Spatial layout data
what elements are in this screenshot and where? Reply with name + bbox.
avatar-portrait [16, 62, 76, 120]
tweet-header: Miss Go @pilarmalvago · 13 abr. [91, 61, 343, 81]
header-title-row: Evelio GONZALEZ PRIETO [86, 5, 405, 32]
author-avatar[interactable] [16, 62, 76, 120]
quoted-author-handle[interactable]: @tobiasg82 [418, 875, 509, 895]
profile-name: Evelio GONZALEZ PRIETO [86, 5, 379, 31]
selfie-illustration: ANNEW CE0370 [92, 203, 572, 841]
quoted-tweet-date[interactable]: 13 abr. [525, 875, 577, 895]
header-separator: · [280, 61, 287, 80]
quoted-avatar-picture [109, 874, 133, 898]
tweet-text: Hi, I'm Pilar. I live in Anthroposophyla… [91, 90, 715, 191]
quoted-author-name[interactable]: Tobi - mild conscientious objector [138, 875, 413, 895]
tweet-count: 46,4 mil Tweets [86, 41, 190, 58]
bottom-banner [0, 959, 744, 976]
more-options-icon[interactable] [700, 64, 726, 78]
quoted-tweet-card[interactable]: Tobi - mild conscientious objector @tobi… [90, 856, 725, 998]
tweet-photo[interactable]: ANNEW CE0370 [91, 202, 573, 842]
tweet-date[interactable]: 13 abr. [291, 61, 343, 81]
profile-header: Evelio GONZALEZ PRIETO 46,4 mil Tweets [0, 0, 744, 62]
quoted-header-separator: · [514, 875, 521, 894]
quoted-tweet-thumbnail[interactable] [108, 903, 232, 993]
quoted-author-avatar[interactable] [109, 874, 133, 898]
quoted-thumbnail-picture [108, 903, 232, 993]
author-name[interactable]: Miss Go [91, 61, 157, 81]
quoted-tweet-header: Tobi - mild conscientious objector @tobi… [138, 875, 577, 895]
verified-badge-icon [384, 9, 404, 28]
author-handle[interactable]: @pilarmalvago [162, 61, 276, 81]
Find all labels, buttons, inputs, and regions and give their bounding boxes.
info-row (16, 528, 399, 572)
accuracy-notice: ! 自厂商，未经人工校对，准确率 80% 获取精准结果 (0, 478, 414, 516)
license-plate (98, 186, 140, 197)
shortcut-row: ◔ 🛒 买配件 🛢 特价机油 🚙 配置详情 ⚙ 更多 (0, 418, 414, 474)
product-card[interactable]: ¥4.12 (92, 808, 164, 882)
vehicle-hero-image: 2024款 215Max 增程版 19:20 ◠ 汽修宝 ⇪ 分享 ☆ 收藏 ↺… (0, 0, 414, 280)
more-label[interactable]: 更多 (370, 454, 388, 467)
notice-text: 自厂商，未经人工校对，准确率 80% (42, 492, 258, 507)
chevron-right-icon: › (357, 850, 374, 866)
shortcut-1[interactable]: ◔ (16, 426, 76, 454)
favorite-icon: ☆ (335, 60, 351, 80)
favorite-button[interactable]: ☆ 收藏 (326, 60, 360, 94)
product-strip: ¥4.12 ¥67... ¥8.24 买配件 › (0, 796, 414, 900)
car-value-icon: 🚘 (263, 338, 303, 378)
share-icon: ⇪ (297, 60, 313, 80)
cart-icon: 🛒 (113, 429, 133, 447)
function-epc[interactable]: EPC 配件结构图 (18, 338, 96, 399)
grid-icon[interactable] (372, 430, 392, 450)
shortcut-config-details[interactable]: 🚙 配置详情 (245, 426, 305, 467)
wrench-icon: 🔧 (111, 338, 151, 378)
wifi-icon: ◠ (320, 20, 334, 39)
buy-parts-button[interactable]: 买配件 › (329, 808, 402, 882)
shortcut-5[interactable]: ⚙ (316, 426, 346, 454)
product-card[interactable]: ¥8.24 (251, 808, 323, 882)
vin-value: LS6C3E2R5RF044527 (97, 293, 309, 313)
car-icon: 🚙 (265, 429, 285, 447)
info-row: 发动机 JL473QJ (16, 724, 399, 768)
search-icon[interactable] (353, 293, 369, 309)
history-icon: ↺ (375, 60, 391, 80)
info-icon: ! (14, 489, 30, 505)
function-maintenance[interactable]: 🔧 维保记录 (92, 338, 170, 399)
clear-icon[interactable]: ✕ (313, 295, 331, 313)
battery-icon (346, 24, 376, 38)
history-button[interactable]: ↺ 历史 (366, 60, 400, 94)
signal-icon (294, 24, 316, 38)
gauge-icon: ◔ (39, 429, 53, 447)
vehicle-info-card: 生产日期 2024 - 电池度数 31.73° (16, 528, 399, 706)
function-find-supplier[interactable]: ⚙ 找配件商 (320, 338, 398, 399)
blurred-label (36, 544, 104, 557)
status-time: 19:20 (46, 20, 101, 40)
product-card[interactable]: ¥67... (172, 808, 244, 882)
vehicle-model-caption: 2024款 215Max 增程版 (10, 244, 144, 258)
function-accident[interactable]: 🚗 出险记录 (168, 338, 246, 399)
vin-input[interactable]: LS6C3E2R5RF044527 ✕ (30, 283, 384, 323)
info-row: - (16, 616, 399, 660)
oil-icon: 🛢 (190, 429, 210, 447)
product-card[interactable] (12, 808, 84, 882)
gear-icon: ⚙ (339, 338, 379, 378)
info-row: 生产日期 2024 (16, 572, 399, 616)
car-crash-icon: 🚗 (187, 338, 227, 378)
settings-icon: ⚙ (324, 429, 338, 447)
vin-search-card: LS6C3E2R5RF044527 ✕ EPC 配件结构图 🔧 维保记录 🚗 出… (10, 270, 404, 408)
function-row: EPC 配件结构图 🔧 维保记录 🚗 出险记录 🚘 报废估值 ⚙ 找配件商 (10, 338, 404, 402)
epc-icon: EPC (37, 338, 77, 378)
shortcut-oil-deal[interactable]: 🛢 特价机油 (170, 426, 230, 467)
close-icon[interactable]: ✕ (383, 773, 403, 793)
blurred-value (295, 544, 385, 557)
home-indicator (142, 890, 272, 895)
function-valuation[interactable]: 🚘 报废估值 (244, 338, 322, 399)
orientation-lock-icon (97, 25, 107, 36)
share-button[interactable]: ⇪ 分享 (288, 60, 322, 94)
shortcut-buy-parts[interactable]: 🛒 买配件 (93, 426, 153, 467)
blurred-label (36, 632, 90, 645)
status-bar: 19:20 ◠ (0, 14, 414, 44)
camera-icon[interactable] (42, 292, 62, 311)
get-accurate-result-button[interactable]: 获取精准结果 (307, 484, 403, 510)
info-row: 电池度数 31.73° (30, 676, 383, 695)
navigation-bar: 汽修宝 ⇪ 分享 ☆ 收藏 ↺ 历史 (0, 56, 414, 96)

YOUR TASK —
Reproduce all of the data above verbatim, line by line, with nothing changed.

ANSWER TO THE PROBLEM —
what elements are in this screenshot and where? Reply with name + bbox.
avatar-portrait [16, 62, 76, 120]
tweet-header: Miss Go @pilarmalvago · 13 abr. [91, 61, 343, 81]
header-title-row: Evelio GONZALEZ PRIETO [86, 5, 405, 32]
author-avatar[interactable] [16, 62, 76, 120]
quoted-author-handle[interactable]: @tobiasg82 [418, 875, 509, 895]
profile-name: Evelio GONZALEZ PRIETO [86, 5, 379, 31]
selfie-illustration: ANNEW CE0370 [92, 203, 572, 841]
quoted-tweet-date[interactable]: 13 abr. [525, 875, 577, 895]
header-separator: · [280, 61, 287, 80]
quoted-avatar-picture [109, 874, 133, 898]
tweet-text: Hi, I'm Pilar. I live in Anthroposophyla… [91, 90, 715, 191]
quoted-author-name[interactable]: Tobi - mild conscientious objector [138, 875, 413, 895]
tweet-count: 46,4 mil Tweets [86, 41, 190, 58]
bottom-banner [0, 959, 744, 976]
more-options-icon[interactable] [700, 64, 726, 78]
quoted-tweet-card[interactable]: Tobi - mild conscientious objector @tobi… [90, 856, 725, 998]
tweet-photo[interactable]: ANNEW CE0370 [91, 202, 573, 842]
tweet-date[interactable]: 13 abr. [291, 61, 343, 81]
profile-header: Evelio GONZALEZ PRIETO 46,4 mil Tweets [0, 0, 744, 62]
quoted-header-separator: · [514, 875, 521, 894]
quoted-tweet-thumbnail[interactable] [108, 903, 232, 993]
quoted-author-avatar[interactable] [109, 874, 133, 898]
quoted-thumbnail-picture [108, 903, 232, 993]
author-name[interactable]: Miss Go [91, 61, 157, 81]
quoted-tweet-header: Tobi - mild conscientious objector @tobi… [138, 875, 577, 895]
verified-badge-icon [384, 9, 404, 28]
author-handle[interactable]: @pilarmalvago [162, 61, 276, 81]
Find all labels, buttons, inputs, and regions and give their bounding boxes.
info-row (16, 528, 399, 572)
accuracy-notice: ! 自厂商，未经人工校对，准确率 80% 获取精准结果 (0, 478, 414, 516)
license-plate (98, 186, 140, 197)
shortcut-row: ◔ 🛒 买配件 🛢 特价机油 🚙 配置详情 ⚙ 更多 (0, 418, 414, 474)
product-card[interactable]: ¥4.12 (92, 808, 164, 882)
vehicle-hero-image: 2024款 215Max 增程版 19:20 ◠ 汽修宝 ⇪ 分享 ☆ 收藏 ↺… (0, 0, 414, 280)
more-label[interactable]: 更多 (370, 454, 388, 467)
notice-text: 自厂商，未经人工校对，准确率 80% (42, 492, 258, 507)
chevron-right-icon: › (357, 850, 374, 866)
shortcut-1[interactable]: ◔ (16, 426, 76, 454)
favorite-icon: ☆ (335, 60, 351, 80)
favorite-button[interactable]: ☆ 收藏 (326, 60, 360, 94)
product-strip: ¥4.12 ¥67... ¥8.24 买配件 › (0, 796, 414, 900)
car-value-icon: 🚘 (263, 338, 303, 378)
share-icon: ⇪ (297, 60, 313, 80)
cart-icon: 🛒 (113, 429, 133, 447)
function-epc[interactable]: EPC 配件结构图 (18, 338, 96, 399)
grid-icon[interactable] (372, 430, 392, 450)
shortcut-config-details[interactable]: 🚙 配置详情 (245, 426, 305, 467)
wrench-icon: 🔧 (111, 338, 151, 378)
wifi-icon: ◠ (320, 20, 334, 39)
buy-parts-button[interactable]: 买配件 › (329, 808, 402, 882)
shortcut-5[interactable]: ⚙ (316, 426, 346, 454)
product-card[interactable]: ¥8.24 (251, 808, 323, 882)
vin-value: LS6C3E2R5RF044527 (97, 293, 309, 313)
car-icon: 🚙 (265, 429, 285, 447)
info-row: 发动机 JL473QJ (16, 724, 399, 768)
search-icon[interactable] (353, 293, 369, 309)
history-icon: ↺ (375, 60, 391, 80)
info-icon: ! (14, 489, 30, 505)
function-maintenance[interactable]: 🔧 维保记录 (92, 338, 170, 399)
clear-icon[interactable]: ✕ (313, 295, 331, 313)
battery-icon (346, 24, 376, 38)
history-button[interactable]: ↺ 历史 (366, 60, 400, 94)
signal-icon (294, 24, 316, 38)
gauge-icon: ◔ (39, 429, 53, 447)
vehicle-info-card: 生产日期 2024 - 电池度数 31.73° (16, 528, 399, 706)
function-find-supplier[interactable]: ⚙ 找配件商 (320, 338, 398, 399)
blurred-label (36, 544, 104, 557)
status-time: 19:20 (46, 20, 101, 40)
product-card[interactable]: ¥67... (172, 808, 244, 882)
vehicle-model-caption: 2024款 215Max 增程版 (10, 244, 144, 258)
function-accident[interactable]: 🚗 出险记录 (168, 338, 246, 399)
vin-input[interactable]: LS6C3E2R5RF044527 ✕ (30, 283, 384, 323)
info-row: - (16, 616, 399, 660)
oil-icon: 🛢 (190, 429, 210, 447)
product-card[interactable] (12, 808, 84, 882)
gear-icon: ⚙ (339, 338, 379, 378)
info-row: 生产日期 2024 (16, 572, 399, 616)
car-crash-icon: 🚗 (187, 338, 227, 378)
settings-icon: ⚙ (324, 429, 338, 447)
vin-search-card: LS6C3E2R5RF044527 ✕ EPC 配件结构图 🔧 维保记录 🚗 出… (10, 270, 404, 408)
function-row: EPC 配件结构图 🔧 维保记录 🚗 出险记录 🚘 报废估值 ⚙ 找配件商 (10, 338, 404, 402)
epc-icon: EPC (37, 338, 77, 378)
shortcut-oil-deal[interactable]: 🛢 特价机油 (170, 426, 230, 467)
close-icon[interactable]: ✕ (383, 773, 403, 793)
blurred-value (295, 544, 385, 557)
home-indicator (142, 890, 272, 895)
function-valuation[interactable]: 🚘 报废估值 (244, 338, 322, 399)
orientation-lock-icon (97, 25, 107, 36)
share-button[interactable]: ⇪ 分享 (288, 60, 322, 94)
shortcut-buy-parts[interactable]: 🛒 买配件 (93, 426, 153, 467)
blurred-label (36, 632, 90, 645)
status-bar: 19:20 ◠ (0, 14, 414, 44)
camera-icon[interactable] (42, 292, 62, 311)
get-accurate-result-button[interactable]: 获取精准结果 (307, 484, 403, 510)
info-row: 电池度数 31.73° (30, 676, 383, 695)
navigation-bar: 汽修宝 ⇪ 分享 ☆ 收藏 ↺ 历史 (0, 56, 414, 96)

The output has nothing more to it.